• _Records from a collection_
___

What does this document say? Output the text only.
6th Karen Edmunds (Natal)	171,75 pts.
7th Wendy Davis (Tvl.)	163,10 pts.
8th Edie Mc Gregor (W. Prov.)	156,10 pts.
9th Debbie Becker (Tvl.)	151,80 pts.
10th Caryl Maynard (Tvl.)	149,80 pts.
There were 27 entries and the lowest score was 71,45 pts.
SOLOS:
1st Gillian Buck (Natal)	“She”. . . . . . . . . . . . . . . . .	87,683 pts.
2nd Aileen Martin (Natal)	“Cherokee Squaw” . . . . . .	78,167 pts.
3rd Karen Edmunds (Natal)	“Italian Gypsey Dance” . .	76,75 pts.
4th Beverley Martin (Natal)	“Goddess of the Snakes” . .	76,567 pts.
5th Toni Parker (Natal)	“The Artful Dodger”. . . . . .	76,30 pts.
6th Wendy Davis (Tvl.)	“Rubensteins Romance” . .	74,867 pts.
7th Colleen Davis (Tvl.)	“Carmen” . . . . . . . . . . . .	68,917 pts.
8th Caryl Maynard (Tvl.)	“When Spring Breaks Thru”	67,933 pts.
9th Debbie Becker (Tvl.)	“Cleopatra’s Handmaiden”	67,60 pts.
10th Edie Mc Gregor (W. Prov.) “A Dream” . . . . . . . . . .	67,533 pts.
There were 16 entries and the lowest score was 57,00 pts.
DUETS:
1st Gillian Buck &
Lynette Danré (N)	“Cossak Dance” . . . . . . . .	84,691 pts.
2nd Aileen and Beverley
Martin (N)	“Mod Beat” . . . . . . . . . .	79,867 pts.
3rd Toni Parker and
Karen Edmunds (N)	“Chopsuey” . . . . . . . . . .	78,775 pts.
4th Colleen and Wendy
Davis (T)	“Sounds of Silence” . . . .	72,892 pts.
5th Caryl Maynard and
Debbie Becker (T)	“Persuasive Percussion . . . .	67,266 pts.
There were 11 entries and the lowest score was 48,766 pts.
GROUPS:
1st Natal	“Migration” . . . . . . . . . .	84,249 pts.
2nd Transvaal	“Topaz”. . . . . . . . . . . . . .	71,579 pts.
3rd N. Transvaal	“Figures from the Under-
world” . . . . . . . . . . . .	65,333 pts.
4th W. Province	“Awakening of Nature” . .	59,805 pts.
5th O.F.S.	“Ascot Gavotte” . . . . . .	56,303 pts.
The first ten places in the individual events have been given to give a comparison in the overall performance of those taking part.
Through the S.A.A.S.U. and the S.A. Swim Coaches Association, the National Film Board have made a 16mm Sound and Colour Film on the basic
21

___

• _Goal_
Report every line containing the word "lowest" from the listing above.

• _The solution_
There were 27 entries and the lowest score was 71,45 pts.
There were 16 entries and the lowest score was 57,00 pts.
There were 11 entries and the lowest score was 48,766 pts.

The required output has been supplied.